- Given exercise:
Check each line of the material below for the string "Hospital", then report how many lines have it, and nothing else.

──────────────────────────────

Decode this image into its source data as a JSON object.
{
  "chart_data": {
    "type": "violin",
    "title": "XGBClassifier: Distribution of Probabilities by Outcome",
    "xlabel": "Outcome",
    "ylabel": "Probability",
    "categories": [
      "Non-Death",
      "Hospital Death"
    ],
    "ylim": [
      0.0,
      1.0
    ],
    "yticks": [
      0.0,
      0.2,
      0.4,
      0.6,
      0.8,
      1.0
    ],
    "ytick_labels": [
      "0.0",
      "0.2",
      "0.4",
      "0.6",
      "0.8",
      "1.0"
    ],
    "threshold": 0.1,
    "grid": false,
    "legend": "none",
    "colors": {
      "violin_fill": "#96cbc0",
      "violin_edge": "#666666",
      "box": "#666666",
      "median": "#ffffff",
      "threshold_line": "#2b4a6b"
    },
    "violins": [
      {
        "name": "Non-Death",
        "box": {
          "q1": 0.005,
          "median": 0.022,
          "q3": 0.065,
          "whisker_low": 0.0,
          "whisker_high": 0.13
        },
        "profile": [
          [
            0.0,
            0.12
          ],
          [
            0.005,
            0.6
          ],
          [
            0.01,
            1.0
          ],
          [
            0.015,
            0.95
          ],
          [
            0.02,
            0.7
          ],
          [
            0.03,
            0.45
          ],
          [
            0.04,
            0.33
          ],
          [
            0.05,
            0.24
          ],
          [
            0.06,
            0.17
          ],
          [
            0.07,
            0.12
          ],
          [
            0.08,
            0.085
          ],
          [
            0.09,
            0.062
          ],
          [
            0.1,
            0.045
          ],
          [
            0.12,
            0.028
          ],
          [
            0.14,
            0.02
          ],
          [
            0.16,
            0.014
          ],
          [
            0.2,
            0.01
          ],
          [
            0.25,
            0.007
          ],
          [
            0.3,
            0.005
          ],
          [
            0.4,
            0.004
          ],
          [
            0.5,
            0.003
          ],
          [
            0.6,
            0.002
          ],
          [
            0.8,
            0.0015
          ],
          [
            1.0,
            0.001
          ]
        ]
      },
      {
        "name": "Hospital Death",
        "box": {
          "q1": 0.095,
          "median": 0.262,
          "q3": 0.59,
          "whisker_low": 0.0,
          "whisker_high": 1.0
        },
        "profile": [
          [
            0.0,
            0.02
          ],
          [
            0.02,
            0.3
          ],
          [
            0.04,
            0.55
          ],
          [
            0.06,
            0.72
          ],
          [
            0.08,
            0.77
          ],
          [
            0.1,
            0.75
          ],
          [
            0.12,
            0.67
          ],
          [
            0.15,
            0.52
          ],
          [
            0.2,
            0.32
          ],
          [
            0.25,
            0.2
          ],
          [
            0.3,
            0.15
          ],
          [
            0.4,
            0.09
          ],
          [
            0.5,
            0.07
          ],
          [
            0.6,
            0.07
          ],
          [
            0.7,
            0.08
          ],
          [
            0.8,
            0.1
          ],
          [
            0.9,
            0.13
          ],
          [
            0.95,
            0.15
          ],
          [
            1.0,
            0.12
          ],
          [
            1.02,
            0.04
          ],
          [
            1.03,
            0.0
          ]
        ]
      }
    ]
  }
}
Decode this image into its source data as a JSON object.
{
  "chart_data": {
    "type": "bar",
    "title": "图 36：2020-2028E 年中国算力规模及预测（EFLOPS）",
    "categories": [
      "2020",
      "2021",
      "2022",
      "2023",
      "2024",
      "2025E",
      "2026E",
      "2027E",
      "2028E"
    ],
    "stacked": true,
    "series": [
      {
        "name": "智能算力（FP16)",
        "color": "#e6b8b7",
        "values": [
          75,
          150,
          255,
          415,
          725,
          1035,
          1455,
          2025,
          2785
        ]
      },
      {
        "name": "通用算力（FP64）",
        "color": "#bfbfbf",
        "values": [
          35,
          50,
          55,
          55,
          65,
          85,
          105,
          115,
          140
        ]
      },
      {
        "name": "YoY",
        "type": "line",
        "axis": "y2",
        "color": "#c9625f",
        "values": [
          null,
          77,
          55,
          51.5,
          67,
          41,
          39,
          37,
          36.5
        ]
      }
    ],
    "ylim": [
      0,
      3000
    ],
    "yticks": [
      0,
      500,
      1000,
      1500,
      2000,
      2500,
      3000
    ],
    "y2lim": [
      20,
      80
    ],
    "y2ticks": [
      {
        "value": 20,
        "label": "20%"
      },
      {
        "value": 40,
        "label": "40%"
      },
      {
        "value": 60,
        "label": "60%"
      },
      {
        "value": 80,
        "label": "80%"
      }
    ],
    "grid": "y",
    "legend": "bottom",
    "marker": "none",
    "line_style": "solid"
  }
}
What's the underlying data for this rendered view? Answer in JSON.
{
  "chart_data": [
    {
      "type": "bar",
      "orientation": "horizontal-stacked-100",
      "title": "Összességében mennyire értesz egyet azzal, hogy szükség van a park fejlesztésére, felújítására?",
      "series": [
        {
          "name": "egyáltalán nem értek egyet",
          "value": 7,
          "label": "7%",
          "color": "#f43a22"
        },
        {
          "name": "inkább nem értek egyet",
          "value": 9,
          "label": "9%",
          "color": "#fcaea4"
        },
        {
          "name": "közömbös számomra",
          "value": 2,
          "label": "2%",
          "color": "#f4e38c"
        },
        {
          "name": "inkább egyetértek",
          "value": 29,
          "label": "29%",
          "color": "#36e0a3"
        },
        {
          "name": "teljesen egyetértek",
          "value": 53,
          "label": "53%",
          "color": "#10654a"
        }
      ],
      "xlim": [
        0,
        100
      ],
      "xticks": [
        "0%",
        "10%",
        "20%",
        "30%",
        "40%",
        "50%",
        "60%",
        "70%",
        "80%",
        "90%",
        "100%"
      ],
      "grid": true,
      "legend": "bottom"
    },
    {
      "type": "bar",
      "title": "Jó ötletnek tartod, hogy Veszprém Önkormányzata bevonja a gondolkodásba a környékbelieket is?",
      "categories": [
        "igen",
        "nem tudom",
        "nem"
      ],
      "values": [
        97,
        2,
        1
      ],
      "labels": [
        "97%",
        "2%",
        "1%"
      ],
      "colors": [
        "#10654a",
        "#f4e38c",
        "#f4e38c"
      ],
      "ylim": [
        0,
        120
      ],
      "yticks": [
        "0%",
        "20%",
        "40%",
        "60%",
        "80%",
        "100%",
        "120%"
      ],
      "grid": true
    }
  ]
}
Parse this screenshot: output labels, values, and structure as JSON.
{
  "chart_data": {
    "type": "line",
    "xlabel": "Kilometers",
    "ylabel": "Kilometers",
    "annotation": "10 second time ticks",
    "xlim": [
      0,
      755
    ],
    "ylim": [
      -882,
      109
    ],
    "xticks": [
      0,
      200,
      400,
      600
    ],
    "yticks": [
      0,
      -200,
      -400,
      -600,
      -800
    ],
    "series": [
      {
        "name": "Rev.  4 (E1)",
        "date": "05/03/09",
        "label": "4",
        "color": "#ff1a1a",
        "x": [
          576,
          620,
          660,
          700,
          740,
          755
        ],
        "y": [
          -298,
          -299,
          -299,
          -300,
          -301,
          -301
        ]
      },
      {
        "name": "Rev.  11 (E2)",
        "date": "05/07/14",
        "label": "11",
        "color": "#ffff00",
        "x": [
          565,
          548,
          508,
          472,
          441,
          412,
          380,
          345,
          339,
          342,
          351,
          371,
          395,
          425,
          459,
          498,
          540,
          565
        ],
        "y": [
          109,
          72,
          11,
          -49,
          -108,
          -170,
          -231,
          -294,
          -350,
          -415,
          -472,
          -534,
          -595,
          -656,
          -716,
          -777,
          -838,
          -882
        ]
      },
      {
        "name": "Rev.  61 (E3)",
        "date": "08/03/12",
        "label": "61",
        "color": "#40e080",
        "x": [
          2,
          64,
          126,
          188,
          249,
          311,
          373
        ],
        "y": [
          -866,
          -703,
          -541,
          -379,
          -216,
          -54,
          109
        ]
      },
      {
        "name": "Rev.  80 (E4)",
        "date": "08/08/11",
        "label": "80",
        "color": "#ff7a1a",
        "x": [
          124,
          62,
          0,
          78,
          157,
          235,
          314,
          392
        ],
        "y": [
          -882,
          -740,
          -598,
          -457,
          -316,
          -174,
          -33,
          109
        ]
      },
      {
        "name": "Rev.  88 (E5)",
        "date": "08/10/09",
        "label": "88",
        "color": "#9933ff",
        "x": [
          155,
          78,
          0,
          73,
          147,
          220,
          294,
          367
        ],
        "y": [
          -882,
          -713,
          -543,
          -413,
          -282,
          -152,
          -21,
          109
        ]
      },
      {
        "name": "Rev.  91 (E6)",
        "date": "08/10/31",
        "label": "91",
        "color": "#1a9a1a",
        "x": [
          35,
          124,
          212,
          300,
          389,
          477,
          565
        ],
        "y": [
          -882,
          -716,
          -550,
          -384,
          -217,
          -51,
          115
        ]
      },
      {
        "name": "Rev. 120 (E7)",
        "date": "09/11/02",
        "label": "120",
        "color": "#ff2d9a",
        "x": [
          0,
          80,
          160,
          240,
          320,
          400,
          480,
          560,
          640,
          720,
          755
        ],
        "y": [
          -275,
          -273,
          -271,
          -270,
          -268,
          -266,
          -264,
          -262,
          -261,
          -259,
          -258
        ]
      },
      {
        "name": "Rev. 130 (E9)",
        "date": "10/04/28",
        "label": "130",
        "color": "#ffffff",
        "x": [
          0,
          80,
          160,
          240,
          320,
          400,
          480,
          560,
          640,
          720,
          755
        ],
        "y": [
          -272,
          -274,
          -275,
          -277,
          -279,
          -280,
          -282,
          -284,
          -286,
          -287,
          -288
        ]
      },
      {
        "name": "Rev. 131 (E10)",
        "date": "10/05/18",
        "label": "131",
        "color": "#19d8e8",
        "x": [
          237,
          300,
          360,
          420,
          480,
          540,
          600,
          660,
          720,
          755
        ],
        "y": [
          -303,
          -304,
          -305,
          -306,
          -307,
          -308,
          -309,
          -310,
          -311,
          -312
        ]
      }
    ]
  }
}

──────────────────────────────

- Full solution:
2